Stored data:
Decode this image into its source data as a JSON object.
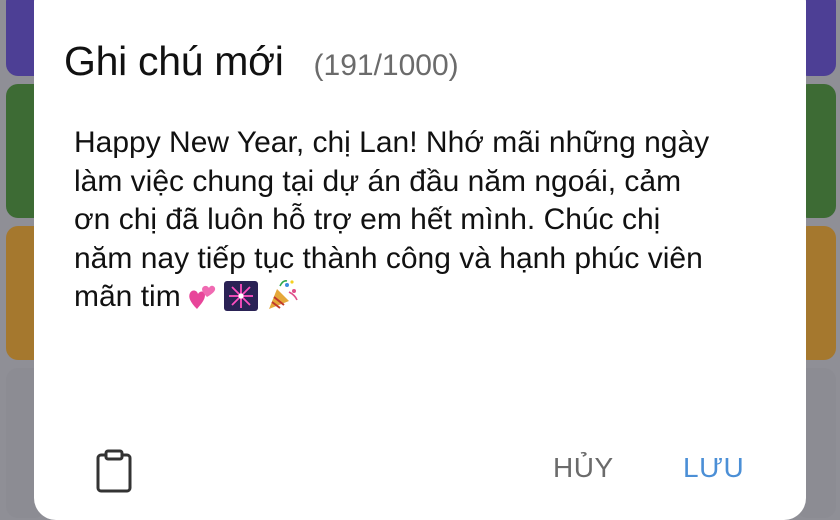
{
  "dialog": {
    "title": "Ghi chú mới",
    "counter": "(191/1000)",
    "text": "Happy New Year, chị Lan! Nhớ mãi những ngày làm việc chung tại dự án đầu năm ngoái, cảm ơn chị đã luôn hỗ trợ em hết mình. Chúc chị năm nay tiếp tục thành công và hạnh phúc viên mãn tim",
    "emojis": [
      "two-hearts",
      "fireworks",
      "party-popper"
    ],
    "cancel_label": "HỦY",
    "save_label": "LƯU",
    "clipboard_icon": "clipboard-icon"
  },
  "colors": {
    "accent": "#4b8fd6",
    "backdrop": "#8f8f96",
    "card_purple": "#4d3f95",
    "card_green": "#3d6b34",
    "card_orange": "#a5782e"
  }
}
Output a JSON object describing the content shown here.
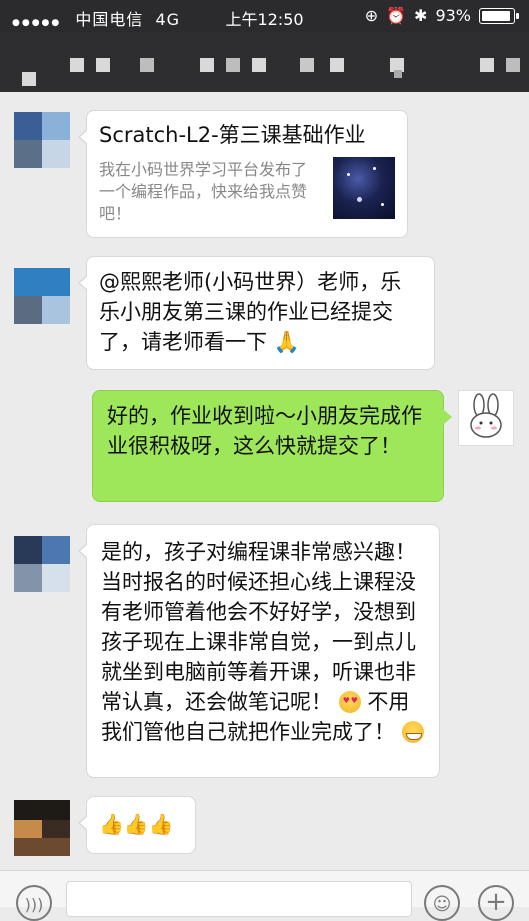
{
  "status_bar": {
    "carrier": "中国电信",
    "network": "4G",
    "time": "上午12:50",
    "battery": "93%",
    "battery_level": 0.93
  },
  "messages": [
    {
      "side": "left",
      "type": "link_card",
      "title": "Scratch-L2-第三课基础作业",
      "description": "我在小码世界学习平台发布了一个编程作品，快来给我点赞吧！"
    },
    {
      "side": "left",
      "type": "text",
      "text": "@熙熙老师(小码世界）老师，乐乐小朋友第三课的作业已经提交了，请老师看一下"
    },
    {
      "side": "right",
      "type": "text",
      "text": "好的，作业收到啦～小朋友完成作业很积极呀，这么快就提交了！"
    },
    {
      "side": "left",
      "type": "text",
      "text_part1": "是的，孩子对编程课非常感兴趣！当时报名的时候还担心线上课程没有老师管着他会不好好学，没想到孩子现在上课非常自觉，一到点儿就坐到电脑前等着开课，听课也非常认真，还会做笔记呢！",
      "text_part2": "不用我们管他自己就把作业完成了！"
    },
    {
      "side": "left",
      "type": "emoji",
      "emoji": "👍👍👍"
    }
  ],
  "colors": {
    "background": "#ebebeb",
    "own_bubble": "#9fe75a",
    "header": "#2e2e30"
  },
  "icons": {
    "voice": "voice-icon",
    "emoji": "emoji-icon",
    "add": "plus-icon"
  }
}
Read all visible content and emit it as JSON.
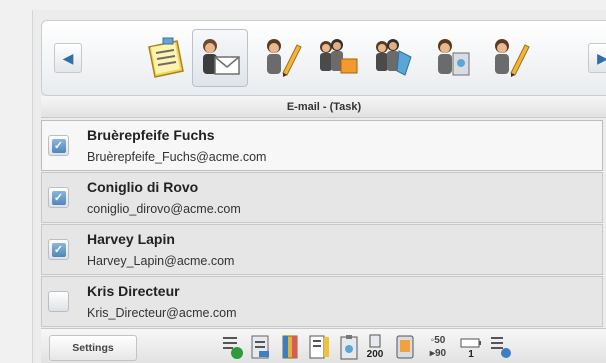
{
  "toolbar": {
    "tools": [
      {
        "icon": "notepad-icon"
      },
      {
        "icon": "person-email-icon",
        "selected": true
      },
      {
        "icon": "person-pencil-icon"
      },
      {
        "icon": "people-folder-icon"
      },
      {
        "icon": "people-tag-icon"
      },
      {
        "icon": "person-clipboard-icon"
      },
      {
        "icon": "person-pencil-icon"
      }
    ],
    "left_arrow": "◀",
    "right_arrow": "▶"
  },
  "title": "E-mail - (Task)",
  "contacts": [
    {
      "name": "Bruèrepfeife Fuchs",
      "email": "Bruèrepfeife_Fuchs@acme.com",
      "checked": true,
      "selected": true
    },
    {
      "name": "Coniglio di Rovo",
      "email": "coniglio_dirovo@acme.com",
      "checked": true,
      "selected": false
    },
    {
      "name": "Harvey Lapin",
      "email": "Harvey_Lapin@acme.com",
      "checked": true,
      "selected": false
    },
    {
      "name": "Kris Directeur",
      "email": "Kris_Directeur@acme.com",
      "checked": false,
      "selected": false
    }
  ],
  "bottom": {
    "settings_label": "Settings",
    "count_200": "200",
    "stat_a": "◦50",
    "stat_b": "▸90",
    "count_1": "1"
  },
  "colors": {
    "accent": "#4f86bd",
    "selected_row": "#f7f7f7",
    "row": "#e6e6e6"
  }
}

To be done:
Repeat the data exactly in full, omitting its pictures.

Task response:
Decode this image into its source data as a JSON object.
{
  "dialog": {
    "title": "Ghi chú mới",
    "counter": "(191/1000)",
    "text": "Happy New Year, chị Lan! Nhớ mãi những ngày làm việc chung tại dự án đầu năm ngoái, cảm ơn chị đã luôn hỗ trợ em hết mình. Chúc chị năm nay tiếp tục thành công và hạnh phúc viên mãn tim",
    "emojis": [
      "two-hearts",
      "fireworks",
      "party-popper"
    ],
    "cancel_label": "HỦY",
    "save_label": "LƯU",
    "clipboard_icon": "clipboard-icon"
  },
  "colors": {
    "accent": "#4b8fd6",
    "backdrop": "#8f8f96",
    "card_purple": "#4d3f95",
    "card_green": "#3d6b34",
    "card_orange": "#a5782e"
  }
}
Output a JSON object describing the content shown here.
{
  "status_bar": {
    "carrier": "中国电信",
    "network": "4G",
    "time": "上午12:50",
    "battery": "93%",
    "battery_level": 0.93
  },
  "messages": [
    {
      "side": "left",
      "type": "link_card",
      "title": "Scratch-L2-第三课基础作业",
      "description": "我在小码世界学习平台发布了一个编程作品，快来给我点赞吧！"
    },
    {
      "side": "left",
      "type": "text",
      "text": "@熙熙老师(小码世界）老师，乐乐小朋友第三课的作业已经提交了，请老师看一下"
    },
    {
      "side": "right",
      "type": "text",
      "text": "好的，作业收到啦～小朋友完成作业很积极呀，这么快就提交了！"
    },
    {
      "side": "left",
      "type": "text",
      "text_part1": "是的，孩子对编程课非常感兴趣！当时报名的时候还担心线上课程没有老师管着他会不好好学，没想到孩子现在上课非常自觉，一到点儿就坐到电脑前等着开课，听课也非常认真，还会做笔记呢！",
      "text_part2": "不用我们管他自己就把作业完成了！"
    },
    {
      "side": "left",
      "type": "emoji",
      "emoji": "👍👍👍"
    }
  ],
  "colors": {
    "background": "#ebebeb",
    "own_bubble": "#9fe75a",
    "header": "#2e2e30"
  },
  "icons": {
    "voice": "voice-icon",
    "emoji": "emoji-icon",
    "add": "plus-icon"
  }
}
Read all visible content and emit it as JSON.
{
  "toolbar": {
    "tools": [
      {
        "icon": "notepad-icon"
      },
      {
        "icon": "person-email-icon",
        "selected": true
      },
      {
        "icon": "person-pencil-icon"
      },
      {
        "icon": "people-folder-icon"
      },
      {
        "icon": "people-tag-icon"
      },
      {
        "icon": "person-clipboard-icon"
      },
      {
        "icon": "person-pencil-icon"
      }
    ],
    "left_arrow": "◀",
    "right_arrow": "▶"
  },
  "title": "E-mail - (Task)",
  "contacts": [
    {
      "name": "Bruèrepfeife Fuchs",
      "email": "Bruèrepfeife_Fuchs@acme.com",
      "checked": true,
      "selected": true
    },
    {
      "name": "Coniglio di Rovo",
      "email": "coniglio_dirovo@acme.com",
      "checked": true,
      "selected": false
    },
    {
      "name": "Harvey Lapin",
      "email": "Harvey_Lapin@acme.com",
      "checked": true,
      "selected": false
    },
    {
      "name": "Kris Directeur",
      "email": "Kris_Directeur@acme.com",
      "checked": false,
      "selected": false
    }
  ],
  "bottom": {
    "settings_label": "Settings",
    "count_200": "200",
    "stat_a": "◦50",
    "stat_b": "▸90",
    "count_1": "1"
  },
  "colors": {
    "accent": "#4f86bd",
    "selected_row": "#f7f7f7",
    "row": "#e6e6e6"
  }
}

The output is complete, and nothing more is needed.